> _Stated problem_:
Find every line in the records below that contains the word "Chavas", and copy each such line.

------------------------------------------------

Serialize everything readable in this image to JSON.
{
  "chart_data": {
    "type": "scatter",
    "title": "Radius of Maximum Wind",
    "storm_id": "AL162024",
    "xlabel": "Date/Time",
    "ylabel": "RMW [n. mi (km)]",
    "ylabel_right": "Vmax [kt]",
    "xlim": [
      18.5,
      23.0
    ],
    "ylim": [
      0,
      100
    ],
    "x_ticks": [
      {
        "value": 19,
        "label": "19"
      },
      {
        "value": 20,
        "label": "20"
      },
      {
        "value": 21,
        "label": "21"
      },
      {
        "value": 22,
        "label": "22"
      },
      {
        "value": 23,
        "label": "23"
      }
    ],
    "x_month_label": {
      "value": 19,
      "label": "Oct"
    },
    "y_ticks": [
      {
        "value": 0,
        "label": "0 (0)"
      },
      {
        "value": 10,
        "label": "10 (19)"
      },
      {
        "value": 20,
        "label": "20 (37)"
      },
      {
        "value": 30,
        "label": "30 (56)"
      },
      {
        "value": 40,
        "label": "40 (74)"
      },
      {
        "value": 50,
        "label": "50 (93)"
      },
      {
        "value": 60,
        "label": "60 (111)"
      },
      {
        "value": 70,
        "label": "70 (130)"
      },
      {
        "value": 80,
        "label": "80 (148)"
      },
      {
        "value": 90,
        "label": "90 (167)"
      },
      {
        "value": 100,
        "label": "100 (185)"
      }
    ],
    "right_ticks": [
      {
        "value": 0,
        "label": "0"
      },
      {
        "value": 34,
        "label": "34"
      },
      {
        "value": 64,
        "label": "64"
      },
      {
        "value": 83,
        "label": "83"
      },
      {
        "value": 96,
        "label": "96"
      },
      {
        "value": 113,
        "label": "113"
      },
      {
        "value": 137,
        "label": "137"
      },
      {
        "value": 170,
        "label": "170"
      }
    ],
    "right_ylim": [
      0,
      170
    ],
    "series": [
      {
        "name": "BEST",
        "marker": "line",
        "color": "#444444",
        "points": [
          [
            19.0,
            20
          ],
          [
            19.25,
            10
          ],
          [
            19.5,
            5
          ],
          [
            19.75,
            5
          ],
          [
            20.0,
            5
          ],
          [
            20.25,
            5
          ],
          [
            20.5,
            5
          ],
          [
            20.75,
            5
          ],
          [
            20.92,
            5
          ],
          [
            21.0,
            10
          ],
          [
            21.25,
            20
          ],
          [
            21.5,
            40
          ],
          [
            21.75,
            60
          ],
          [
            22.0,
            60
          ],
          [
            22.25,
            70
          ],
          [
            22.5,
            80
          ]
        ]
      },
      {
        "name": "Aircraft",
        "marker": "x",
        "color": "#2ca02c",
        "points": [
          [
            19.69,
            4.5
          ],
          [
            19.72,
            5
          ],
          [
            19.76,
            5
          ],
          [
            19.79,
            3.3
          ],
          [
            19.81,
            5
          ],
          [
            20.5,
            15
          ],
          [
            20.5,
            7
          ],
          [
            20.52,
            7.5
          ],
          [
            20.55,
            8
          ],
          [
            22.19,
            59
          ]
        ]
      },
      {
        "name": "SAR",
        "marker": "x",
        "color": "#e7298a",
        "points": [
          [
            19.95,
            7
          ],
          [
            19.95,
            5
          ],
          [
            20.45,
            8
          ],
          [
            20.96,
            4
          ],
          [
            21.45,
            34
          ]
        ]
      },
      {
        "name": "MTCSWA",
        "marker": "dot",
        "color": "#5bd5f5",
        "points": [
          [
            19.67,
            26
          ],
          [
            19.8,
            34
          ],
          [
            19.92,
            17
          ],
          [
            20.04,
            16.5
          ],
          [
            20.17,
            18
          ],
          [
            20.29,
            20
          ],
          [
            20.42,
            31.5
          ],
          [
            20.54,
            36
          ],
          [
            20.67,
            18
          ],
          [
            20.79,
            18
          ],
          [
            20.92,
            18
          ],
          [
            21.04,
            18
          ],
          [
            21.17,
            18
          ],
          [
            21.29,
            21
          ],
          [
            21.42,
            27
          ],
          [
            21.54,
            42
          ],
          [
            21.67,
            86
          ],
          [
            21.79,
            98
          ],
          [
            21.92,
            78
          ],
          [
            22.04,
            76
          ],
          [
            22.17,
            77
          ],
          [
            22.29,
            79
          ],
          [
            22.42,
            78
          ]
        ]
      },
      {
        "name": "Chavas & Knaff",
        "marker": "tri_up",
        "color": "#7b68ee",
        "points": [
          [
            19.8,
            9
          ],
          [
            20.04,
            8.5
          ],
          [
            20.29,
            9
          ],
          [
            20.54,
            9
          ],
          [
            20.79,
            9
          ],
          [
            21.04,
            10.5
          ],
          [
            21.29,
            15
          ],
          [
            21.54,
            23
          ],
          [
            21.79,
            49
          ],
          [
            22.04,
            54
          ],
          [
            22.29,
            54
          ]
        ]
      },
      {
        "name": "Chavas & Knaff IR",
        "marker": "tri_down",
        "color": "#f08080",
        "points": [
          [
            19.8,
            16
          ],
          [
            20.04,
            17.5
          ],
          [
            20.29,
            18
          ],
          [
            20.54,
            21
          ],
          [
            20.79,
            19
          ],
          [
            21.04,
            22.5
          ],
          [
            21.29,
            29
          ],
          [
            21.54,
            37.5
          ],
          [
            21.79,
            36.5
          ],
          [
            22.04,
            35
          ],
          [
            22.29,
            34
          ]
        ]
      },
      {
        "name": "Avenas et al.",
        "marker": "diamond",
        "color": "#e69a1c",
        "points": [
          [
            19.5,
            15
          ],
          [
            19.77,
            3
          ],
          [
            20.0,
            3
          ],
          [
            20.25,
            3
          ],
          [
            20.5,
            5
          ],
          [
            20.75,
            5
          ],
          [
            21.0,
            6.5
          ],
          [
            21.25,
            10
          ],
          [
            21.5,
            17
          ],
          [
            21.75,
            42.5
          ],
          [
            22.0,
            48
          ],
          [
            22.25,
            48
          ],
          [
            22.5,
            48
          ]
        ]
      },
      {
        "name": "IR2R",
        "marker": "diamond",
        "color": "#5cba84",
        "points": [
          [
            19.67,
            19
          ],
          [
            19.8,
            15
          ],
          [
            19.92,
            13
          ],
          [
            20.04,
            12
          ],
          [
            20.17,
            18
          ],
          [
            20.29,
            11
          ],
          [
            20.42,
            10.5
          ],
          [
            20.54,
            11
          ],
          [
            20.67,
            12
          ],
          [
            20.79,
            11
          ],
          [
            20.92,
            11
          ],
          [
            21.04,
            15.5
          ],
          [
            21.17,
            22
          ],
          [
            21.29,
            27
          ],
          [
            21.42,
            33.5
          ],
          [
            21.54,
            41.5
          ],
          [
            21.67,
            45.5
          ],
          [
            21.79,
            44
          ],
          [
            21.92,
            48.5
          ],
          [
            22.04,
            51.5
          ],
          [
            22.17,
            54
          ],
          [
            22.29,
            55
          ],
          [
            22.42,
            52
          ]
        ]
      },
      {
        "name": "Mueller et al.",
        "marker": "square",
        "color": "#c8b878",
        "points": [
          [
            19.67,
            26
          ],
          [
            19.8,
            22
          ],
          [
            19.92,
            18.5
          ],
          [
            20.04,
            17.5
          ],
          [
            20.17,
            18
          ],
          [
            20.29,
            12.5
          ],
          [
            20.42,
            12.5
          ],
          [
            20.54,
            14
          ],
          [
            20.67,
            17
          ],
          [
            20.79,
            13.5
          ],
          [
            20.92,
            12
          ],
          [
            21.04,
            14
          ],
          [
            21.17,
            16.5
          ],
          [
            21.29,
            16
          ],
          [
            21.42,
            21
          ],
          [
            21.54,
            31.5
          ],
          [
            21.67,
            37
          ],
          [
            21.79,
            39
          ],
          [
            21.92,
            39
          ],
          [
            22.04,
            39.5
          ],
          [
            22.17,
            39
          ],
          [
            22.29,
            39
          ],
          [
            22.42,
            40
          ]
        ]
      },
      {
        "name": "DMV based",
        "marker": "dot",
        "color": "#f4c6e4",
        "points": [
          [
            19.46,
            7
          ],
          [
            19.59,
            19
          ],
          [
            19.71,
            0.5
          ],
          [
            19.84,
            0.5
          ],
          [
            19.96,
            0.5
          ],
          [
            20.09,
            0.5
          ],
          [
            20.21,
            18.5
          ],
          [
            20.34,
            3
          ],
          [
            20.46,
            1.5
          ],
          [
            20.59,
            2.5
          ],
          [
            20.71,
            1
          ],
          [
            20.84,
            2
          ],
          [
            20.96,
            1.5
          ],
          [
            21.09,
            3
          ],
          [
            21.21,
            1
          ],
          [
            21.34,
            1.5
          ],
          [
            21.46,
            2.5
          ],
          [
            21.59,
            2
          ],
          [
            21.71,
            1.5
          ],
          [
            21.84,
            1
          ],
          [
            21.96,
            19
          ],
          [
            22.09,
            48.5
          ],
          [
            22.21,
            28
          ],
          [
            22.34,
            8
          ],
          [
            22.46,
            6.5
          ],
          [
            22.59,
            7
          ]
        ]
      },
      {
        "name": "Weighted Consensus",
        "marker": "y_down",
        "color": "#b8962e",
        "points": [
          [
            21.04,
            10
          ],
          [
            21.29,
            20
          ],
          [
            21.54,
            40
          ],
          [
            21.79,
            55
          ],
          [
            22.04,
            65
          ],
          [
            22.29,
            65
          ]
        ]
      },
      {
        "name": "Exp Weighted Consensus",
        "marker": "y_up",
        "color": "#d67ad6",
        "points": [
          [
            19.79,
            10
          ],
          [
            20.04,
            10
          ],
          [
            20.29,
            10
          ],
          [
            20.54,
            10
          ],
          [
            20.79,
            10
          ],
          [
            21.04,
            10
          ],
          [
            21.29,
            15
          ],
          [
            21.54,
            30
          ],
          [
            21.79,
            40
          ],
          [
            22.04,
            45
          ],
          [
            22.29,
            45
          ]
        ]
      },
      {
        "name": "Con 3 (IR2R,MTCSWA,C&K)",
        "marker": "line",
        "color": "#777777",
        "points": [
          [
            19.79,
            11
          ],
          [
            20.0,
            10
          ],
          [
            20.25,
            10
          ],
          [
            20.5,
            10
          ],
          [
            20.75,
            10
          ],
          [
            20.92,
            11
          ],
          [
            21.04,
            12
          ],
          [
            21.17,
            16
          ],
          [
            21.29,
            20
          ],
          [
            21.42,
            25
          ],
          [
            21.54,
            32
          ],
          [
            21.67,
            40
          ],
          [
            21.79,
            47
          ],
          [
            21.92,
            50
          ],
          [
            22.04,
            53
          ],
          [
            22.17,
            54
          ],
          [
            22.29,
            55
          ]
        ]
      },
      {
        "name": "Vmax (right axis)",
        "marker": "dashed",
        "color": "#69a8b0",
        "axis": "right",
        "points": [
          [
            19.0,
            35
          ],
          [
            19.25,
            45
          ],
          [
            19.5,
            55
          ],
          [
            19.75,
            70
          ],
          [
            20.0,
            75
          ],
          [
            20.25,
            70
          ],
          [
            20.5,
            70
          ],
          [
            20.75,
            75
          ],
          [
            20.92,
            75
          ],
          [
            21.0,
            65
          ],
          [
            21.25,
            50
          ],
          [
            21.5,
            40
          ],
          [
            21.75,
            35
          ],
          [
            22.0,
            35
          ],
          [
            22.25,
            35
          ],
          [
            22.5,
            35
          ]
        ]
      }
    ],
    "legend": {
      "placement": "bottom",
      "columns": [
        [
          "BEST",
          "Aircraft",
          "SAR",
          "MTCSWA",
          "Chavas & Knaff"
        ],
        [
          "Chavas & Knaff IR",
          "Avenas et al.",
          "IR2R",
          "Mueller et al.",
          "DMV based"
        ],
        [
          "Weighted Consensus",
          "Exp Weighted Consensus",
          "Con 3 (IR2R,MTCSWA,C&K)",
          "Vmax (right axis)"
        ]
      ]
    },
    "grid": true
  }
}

------------------------------------------------

> _Response to the exercise_:
        "name": "Chavas & Knaff",
        "name": "Chavas & Knaff IR",
          "Chavas & Knaff"
          "Chavas & Knaff IR",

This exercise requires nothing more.